** START SUPPLIED DATA **
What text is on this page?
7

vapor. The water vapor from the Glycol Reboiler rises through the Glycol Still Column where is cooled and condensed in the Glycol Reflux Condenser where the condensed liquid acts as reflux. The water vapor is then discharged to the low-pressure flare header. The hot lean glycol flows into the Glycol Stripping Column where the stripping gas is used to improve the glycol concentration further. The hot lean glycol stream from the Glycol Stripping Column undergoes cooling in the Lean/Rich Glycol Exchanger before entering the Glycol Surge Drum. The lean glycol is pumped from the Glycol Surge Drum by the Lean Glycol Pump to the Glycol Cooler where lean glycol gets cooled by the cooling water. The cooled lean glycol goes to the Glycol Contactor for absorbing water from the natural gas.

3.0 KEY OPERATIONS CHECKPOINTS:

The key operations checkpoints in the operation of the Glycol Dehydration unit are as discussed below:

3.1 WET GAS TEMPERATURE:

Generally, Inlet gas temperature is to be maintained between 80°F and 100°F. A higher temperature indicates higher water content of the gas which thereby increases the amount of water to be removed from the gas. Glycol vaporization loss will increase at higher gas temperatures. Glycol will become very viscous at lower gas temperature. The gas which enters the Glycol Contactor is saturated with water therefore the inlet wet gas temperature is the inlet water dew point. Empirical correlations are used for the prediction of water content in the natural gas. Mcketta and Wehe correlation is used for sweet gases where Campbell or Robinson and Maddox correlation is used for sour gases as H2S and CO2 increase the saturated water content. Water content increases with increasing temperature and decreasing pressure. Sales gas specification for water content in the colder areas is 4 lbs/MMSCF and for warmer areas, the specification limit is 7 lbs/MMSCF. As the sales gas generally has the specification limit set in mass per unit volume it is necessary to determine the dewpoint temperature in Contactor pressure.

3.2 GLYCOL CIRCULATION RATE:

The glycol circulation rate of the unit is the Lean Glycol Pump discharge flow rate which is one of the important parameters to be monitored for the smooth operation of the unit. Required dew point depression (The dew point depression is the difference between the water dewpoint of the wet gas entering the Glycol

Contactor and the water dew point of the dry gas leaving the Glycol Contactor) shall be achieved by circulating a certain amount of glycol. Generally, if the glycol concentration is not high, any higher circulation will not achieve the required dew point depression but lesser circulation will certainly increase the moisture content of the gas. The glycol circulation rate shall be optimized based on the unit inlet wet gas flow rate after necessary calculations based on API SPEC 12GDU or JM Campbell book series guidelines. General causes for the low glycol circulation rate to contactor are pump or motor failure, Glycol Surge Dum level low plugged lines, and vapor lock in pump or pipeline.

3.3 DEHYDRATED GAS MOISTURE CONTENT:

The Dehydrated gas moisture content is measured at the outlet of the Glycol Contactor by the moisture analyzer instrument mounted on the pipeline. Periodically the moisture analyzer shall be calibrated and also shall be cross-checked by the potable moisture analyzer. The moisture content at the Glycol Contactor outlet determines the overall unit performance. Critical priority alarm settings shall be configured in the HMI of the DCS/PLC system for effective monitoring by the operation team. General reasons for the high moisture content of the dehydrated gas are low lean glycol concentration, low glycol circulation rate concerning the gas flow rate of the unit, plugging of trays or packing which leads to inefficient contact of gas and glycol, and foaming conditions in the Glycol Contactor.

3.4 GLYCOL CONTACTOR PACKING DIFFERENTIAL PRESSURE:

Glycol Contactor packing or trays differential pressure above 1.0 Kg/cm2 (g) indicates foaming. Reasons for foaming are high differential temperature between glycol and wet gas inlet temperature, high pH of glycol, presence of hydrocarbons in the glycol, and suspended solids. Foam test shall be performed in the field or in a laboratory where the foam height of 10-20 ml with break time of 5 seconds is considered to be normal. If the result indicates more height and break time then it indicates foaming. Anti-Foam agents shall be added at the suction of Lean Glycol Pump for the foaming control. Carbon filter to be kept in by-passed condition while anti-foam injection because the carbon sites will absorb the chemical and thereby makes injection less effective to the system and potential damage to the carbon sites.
** END SUPPLIED DATA **
• WRITTEN EXERCISE:
Return the entries in full, keeping every line exactly as it is.

• SOLUTION FOR THIS PROBLEM:
What text is on this page?
7

vapor. The water vapor from the Glycol Reboiler rises through the Glycol Still Column where is cooled and condensed in the Glycol Reflux Condenser where the condensed liquid acts as reflux. The water vapor is then discharged to the low-pressure flare header. The hot lean glycol flows into the Glycol Stripping Column where the stripping gas is used to improve the glycol concentration further. The hot lean glycol stream from the Glycol Stripping Column undergoes cooling in the Lean/Rich Glycol Exchanger before entering the Glycol Surge Drum. The lean glycol is pumped from the Glycol Surge Drum by the Lean Glycol Pump to the Glycol Cooler where lean glycol gets cooled by the cooling water. The cooled lean glycol goes to the Glycol Contactor for absorbing water from the natural gas.

3.0 KEY OPERATIONS CHECKPOINTS:

The key operations checkpoints in the operation of the Glycol Dehydration unit are as discussed below:

3.1 WET GAS TEMPERATURE:

Generally, Inlet gas temperature is to be maintained between 80°F and 100°F. A higher temperature indicates higher water content of the gas which thereby increases the amount of water to be removed from the gas. Glycol vaporization loss will increase at higher gas temperatures. Glycol will become very viscous at lower gas temperature. The gas which enters the Glycol Contactor is saturated with water therefore the inlet wet gas temperature is the inlet water dew point. Empirical correlations are used for the prediction of water content in the natural gas. Mcketta and Wehe correlation is used for sweet gases where Campbell or Robinson and Maddox correlation is used for sour gases as H2S and CO2 increase the saturated water content. Water content increases with increasing temperature and decreasing pressure. Sales gas specification for water content in the colder areas is 4 lbs/MMSCF and for warmer areas, the specification limit is 7 lbs/MMSCF. As the sales gas generally has the specification limit set in mass per unit volume it is necessary to determine the dewpoint temperature in Contactor pressure.

3.2 GLYCOL CIRCULATION RATE:

The glycol circulation rate of the unit is the Lean Glycol Pump discharge flow rate which is one of the important parameters to be monitored for the smooth operation of the unit. Required dew point depression (The dew point depression is the difference between the water dewpoint of the wet gas entering the Glycol

Contactor and the water dew point of the dry gas leaving the Glycol Contactor) shall be achieved by circulating a certain amount of glycol. Generally, if the glycol concentration is not high, any higher circulation will not achieve the required dew point depression but lesser circulation will certainly increase the moisture content of the gas. The glycol circulation rate shall be optimized based on the unit inlet wet gas flow rate after necessary calculations based on API SPEC 12GDU or JM Campbell book series guidelines. General causes for the low glycol circulation rate to contactor are pump or motor failure, Glycol Surge Dum level low plugged lines, and vapor lock in pump or pipeline.

3.3 DEHYDRATED GAS MOISTURE CONTENT:

The Dehydrated gas moisture content is measured at the outlet of the Glycol Contactor by the moisture analyzer instrument mounted on the pipeline. Periodically the moisture analyzer shall be calibrated and also shall be cross-checked by the potable moisture analyzer. The moisture content at the Glycol Contactor outlet determines the overall unit performance. Critical priority alarm settings shall be configured in the HMI of the DCS/PLC system for effective monitoring by the operation team. General reasons for the high moisture content of the dehydrated gas are low lean glycol concentration, low glycol circulation rate concerning the gas flow rate of the unit, plugging of trays or packing which leads to inefficient contact of gas and glycol, and foaming conditions in the Glycol Contactor.

3.4 GLYCOL CONTACTOR PACKING DIFFERENTIAL PRESSURE:

Glycol Contactor packing or trays differential pressure above 1.0 Kg/cm2 (g) indicates foaming. Reasons for foaming are high differential temperature between glycol and wet gas inlet temperature, high pH of glycol, presence of hydrocarbons in the glycol, and suspended solids. Foam test shall be performed in the field or in a laboratory where the foam height of 10-20 ml with break time of 5 seconds is considered to be normal. If the result indicates more height and break time then it indicates foaming. Anti-Foam agents shall be added at the suction of Lean Glycol Pump for the foaming control. Carbon filter to be kept in by-passed condition while anti-foam injection because the carbon sites will absorb the chemical and thereby makes injection less effective to the system and potential damage to the carbon sites.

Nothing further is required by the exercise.